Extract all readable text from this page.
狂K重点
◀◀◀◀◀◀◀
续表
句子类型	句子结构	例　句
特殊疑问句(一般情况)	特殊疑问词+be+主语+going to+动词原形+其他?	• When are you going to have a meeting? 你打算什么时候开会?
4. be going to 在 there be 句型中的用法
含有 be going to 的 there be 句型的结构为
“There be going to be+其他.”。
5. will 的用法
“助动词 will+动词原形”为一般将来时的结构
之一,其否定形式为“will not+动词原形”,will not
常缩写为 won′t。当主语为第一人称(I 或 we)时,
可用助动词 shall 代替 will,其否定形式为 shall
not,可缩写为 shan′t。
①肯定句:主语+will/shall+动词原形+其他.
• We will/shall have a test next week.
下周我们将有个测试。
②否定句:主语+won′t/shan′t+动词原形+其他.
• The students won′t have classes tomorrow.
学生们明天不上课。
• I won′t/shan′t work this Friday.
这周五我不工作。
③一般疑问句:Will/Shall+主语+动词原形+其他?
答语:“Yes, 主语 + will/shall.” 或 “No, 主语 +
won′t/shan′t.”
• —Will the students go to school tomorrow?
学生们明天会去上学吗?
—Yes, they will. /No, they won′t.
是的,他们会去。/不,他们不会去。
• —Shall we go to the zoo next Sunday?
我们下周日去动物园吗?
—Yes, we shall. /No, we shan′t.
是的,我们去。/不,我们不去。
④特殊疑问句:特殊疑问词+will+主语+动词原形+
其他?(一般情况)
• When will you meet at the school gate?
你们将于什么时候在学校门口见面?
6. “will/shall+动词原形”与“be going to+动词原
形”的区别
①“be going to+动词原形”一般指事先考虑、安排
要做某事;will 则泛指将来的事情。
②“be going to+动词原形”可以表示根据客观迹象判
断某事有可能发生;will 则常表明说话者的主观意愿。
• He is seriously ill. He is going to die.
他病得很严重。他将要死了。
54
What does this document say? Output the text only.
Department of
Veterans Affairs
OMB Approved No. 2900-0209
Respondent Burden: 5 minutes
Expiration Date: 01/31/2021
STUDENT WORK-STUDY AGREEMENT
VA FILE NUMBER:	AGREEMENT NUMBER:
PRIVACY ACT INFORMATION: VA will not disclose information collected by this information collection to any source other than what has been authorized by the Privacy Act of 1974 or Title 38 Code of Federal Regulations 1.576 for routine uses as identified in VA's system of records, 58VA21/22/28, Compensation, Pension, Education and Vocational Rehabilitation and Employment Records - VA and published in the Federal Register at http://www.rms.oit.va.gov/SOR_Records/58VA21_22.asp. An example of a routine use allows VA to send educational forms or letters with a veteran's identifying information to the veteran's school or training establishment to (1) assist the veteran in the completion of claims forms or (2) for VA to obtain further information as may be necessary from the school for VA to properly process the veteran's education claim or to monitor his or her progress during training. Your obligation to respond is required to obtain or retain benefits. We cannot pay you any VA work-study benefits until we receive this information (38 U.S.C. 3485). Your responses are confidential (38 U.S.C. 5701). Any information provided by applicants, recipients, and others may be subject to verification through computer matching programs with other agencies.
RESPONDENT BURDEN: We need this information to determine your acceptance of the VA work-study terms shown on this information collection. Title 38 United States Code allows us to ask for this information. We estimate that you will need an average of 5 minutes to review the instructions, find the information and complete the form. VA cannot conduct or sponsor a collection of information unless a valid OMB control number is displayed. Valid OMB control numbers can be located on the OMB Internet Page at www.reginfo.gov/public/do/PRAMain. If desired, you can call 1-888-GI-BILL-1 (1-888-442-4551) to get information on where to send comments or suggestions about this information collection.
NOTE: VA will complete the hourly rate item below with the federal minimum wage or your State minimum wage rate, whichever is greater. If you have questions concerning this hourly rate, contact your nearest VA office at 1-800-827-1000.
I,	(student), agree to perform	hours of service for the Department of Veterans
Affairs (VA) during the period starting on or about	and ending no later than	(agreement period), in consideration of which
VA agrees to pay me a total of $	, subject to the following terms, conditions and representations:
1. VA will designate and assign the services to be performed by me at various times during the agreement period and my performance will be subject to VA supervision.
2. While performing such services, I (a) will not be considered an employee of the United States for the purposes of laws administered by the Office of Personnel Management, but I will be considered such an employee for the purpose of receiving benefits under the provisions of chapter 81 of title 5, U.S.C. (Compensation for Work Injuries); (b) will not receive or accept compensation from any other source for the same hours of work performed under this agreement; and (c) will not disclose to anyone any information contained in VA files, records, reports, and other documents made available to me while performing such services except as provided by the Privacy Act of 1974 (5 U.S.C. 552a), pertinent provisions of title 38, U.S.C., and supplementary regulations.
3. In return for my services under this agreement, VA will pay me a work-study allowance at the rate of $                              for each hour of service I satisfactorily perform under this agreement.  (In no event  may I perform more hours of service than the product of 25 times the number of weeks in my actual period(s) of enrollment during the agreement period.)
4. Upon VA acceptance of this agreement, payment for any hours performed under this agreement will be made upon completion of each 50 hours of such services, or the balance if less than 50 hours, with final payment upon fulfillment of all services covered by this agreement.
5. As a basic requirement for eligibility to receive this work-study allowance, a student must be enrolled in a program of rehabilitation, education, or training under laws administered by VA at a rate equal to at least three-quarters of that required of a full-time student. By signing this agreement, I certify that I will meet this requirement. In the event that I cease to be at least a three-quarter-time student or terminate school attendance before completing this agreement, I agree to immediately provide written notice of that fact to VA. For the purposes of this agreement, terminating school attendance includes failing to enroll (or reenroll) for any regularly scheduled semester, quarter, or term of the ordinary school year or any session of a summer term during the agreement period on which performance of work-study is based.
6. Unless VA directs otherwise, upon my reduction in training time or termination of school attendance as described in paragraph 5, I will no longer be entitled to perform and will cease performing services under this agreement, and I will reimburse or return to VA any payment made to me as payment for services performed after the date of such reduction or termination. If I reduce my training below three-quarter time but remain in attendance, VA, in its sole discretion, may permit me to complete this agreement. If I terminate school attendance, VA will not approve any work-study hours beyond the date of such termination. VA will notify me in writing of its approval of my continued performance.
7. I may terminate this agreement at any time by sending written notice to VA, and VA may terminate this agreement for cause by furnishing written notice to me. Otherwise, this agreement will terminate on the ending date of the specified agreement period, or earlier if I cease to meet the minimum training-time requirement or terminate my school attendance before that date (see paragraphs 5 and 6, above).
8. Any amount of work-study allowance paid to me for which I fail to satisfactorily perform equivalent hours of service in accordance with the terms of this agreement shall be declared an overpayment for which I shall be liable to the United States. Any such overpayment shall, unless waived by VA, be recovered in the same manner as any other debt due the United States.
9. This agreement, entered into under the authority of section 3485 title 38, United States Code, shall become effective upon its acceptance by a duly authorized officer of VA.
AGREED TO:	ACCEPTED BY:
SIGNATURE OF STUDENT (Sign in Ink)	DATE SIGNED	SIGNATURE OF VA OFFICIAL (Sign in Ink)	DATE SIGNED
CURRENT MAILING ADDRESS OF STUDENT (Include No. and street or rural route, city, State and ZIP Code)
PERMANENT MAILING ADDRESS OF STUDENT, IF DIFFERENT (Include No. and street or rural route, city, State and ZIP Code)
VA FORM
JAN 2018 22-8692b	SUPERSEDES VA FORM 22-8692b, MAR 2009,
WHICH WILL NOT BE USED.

• _Directions_:
Restate the whole of the material exactly.

• _Full solution_:
Extract all readable text from this page.
狂K重点
◀◀◀◀◀◀◀
续表
句子类型	句子结构	例　句
特殊疑问句(一般情况)	特殊疑问词+be+主语+going to+动词原形+其他?	• When are you going to have a meeting? 你打算什么时候开会?
4. be going to 在 there be 句型中的用法
含有 be going to 的 there be 句型的结构为
“There be going to be+其他.”。
5. will 的用法
“助动词 will+动词原形”为一般将来时的结构
之一,其否定形式为“will not+动词原形”,will not
常缩写为 won′t。当主语为第一人称(I 或 we)时,
可用助动词 shall 代替 will,其否定形式为 shall
not,可缩写为 shan′t。
①肯定句:主语+will/shall+动词原形+其他.
• We will/shall have a test next week.
下周我们将有个测试。
②否定句:主语+won′t/shan′t+动词原形+其他.
• The students won′t have classes tomorrow.
学生们明天不上课。
• I won′t/shan′t work this Friday.
这周五我不工作。
③一般疑问句:Will/Shall+主语+动词原形+其他?
答语:“Yes, 主语 + will/shall.” 或 “No, 主语 +
won′t/shan′t.”
• —Will the students go to school tomorrow?
学生们明天会去上学吗?
—Yes, they will. /No, they won′t.
是的,他们会去。/不,他们不会去。
• —Shall we go to the zoo next Sunday?
我们下周日去动物园吗?
—Yes, we shall. /No, we shan′t.
是的,我们去。/不,我们不去。
④特殊疑问句:特殊疑问词+will+主语+动词原形+
其他?(一般情况)
• When will you meet at the school gate?
你们将于什么时候在学校门口见面?
6. “will/shall+动词原形”与“be going to+动词原
形”的区别
①“be going to+动词原形”一般指事先考虑、安排
要做某事;will 则泛指将来的事情。
②“be going to+动词原形”可以表示根据客观迹象判
断某事有可能发生;will 则常表明说话者的主观意愿。
• He is seriously ill. He is going to die.
他病得很严重。他将要死了。
54
What does this document say? Output the text only.
Department of
Veterans Affairs
OMB Approved No. 2900-0209
Respondent Burden: 5 minutes
Expiration Date: 01/31/2021
STUDENT WORK-STUDY AGREEMENT
VA FILE NUMBER:	AGREEMENT NUMBER:
PRIVACY ACT INFORMATION: VA will not disclose information collected by this information collection to any source other than what has been authorized by the Privacy Act of 1974 or Title 38 Code of Federal Regulations 1.576 for routine uses as identified in VA's system of records, 58VA21/22/28, Compensation, Pension, Education and Vocational Rehabilitation and Employment Records - VA and published in the Federal Register at http://www.rms.oit.va.gov/SOR_Records/58VA21_22.asp. An example of a routine use allows VA to send educational forms or letters with a veteran's identifying information to the veteran's school or training establishment to (1) assist the veteran in the completion of claims forms or (2) for VA to obtain further information as may be necessary from the school for VA to properly process the veteran's education claim or to monitor his or her progress during training. Your obligation to respond is required to obtain or retain benefits. We cannot pay you any VA work-study benefits until we receive this information (38 U.S.C. 3485). Your responses are confidential (38 U.S.C. 5701). Any information provided by applicants, recipients, and others may be subject to verification through computer matching programs with other agencies.
RESPONDENT BURDEN: We need this information to determine your acceptance of the VA work-study terms shown on this information collection. Title 38 United States Code allows us to ask for this information. We estimate that you will need an average of 5 minutes to review the instructions, find the information and complete the form. VA cannot conduct or sponsor a collection of information unless a valid OMB control number is displayed. Valid OMB control numbers can be located on the OMB Internet Page at www.reginfo.gov/public/do/PRAMain. If desired, you can call 1-888-GI-BILL-1 (1-888-442-4551) to get information on where to send comments or suggestions about this information collection.
NOTE: VA will complete the hourly rate item below with the federal minimum wage or your State minimum wage rate, whichever is greater. If you have questions concerning this hourly rate, contact your nearest VA office at 1-800-827-1000.
I,	(student), agree to perform	hours of service for the Department of Veterans
Affairs (VA) during the period starting on or about	and ending no later than	(agreement period), in consideration of which
VA agrees to pay me a total of $	, subject to the following terms, conditions and representations:
1. VA will designate and assign the services to be performed by me at various times during the agreement period and my performance will be subject to VA supervision.
2. While performing such services, I (a) will not be considered an employee of the United States for the purposes of laws administered by the Office of Personnel Management, but I will be considered such an employee for the purpose of receiving benefits under the provisions of chapter 81 of title 5, U.S.C. (Compensation for Work Injuries); (b) will not receive or accept compensation from any other source for the same hours of work performed under this agreement; and (c) will not disclose to anyone any information contained in VA files, records, reports, and other documents made available to me while performing such services except as provided by the Privacy Act of 1974 (5 U.S.C. 552a), pertinent provisions of title 38, U.S.C., and supplementary regulations.
3. In return for my services under this agreement, VA will pay me a work-study allowance at the rate of $                              for each hour of service I satisfactorily perform under this agreement.  (In no event  may I perform more hours of service than the product of 25 times the number of weeks in my actual period(s) of enrollment during the agreement period.)
4. Upon VA acceptance of this agreement, payment for any hours performed under this agreement will be made upon completion of each 50 hours of such services, or the balance if less than 50 hours, with final payment upon fulfillment of all services covered by this agreement.
5. As a basic requirement for eligibility to receive this work-study allowance, a student must be enrolled in a program of rehabilitation, education, or training under laws administered by VA at a rate equal to at least three-quarters of that required of a full-time student. By signing this agreement, I certify that I will meet this requirement. In the event that I cease to be at least a three-quarter-time student or terminate school attendance before completing this agreement, I agree to immediately provide written notice of that fact to VA. For the purposes of this agreement, terminating school attendance includes failing to enroll (or reenroll) for any regularly scheduled semester, quarter, or term of the ordinary school year or any session of a summer term during the agreement period on which performance of work-study is based.
6. Unless VA directs otherwise, upon my reduction in training time or termination of school attendance as described in paragraph 5, I will no longer be entitled to perform and will cease performing services under this agreement, and I will reimburse or return to VA any payment made to me as payment for services performed after the date of such reduction or termination. If I reduce my training below three-quarter time but remain in attendance, VA, in its sole discretion, may permit me to complete this agreement. If I terminate school attendance, VA will not approve any work-study hours beyond the date of such termination. VA will notify me in writing of its approval of my continued performance.
7. I may terminate this agreement at any time by sending written notice to VA, and VA may terminate this agreement for cause by furnishing written notice to me. Otherwise, this agreement will terminate on the ending date of the specified agreement period, or earlier if I cease to meet the minimum training-time requirement or terminate my school attendance before that date (see paragraphs 5 and 6, above).
8. Any amount of work-study allowance paid to me for which I fail to satisfactorily perform equivalent hours of service in accordance with the terms of this agreement shall be declared an overpayment for which I shall be liable to the United States. Any such overpayment shall, unless waived by VA, be recovered in the same manner as any other debt due the United States.
9. This agreement, entered into under the authority of section 3485 title 38, United States Code, shall become effective upon its acceptance by a duly authorized officer of VA.
AGREED TO:	ACCEPTED BY:
SIGNATURE OF STUDENT (Sign in Ink)	DATE SIGNED	SIGNATURE OF VA OFFICIAL (Sign in Ink)	DATE SIGNED
CURRENT MAILING ADDRESS OF STUDENT (Include No. and street or rural route, city, State and ZIP Code)
PERMANENT MAILING ADDRESS OF STUDENT, IF DIFFERENT (Include No. and street or rural route, city, State and ZIP Code)
VA FORM
JAN 2018 22-8692b	SUPERSEDES VA FORM 22-8692b, MAR 2009,
WHICH WILL NOT BE USED.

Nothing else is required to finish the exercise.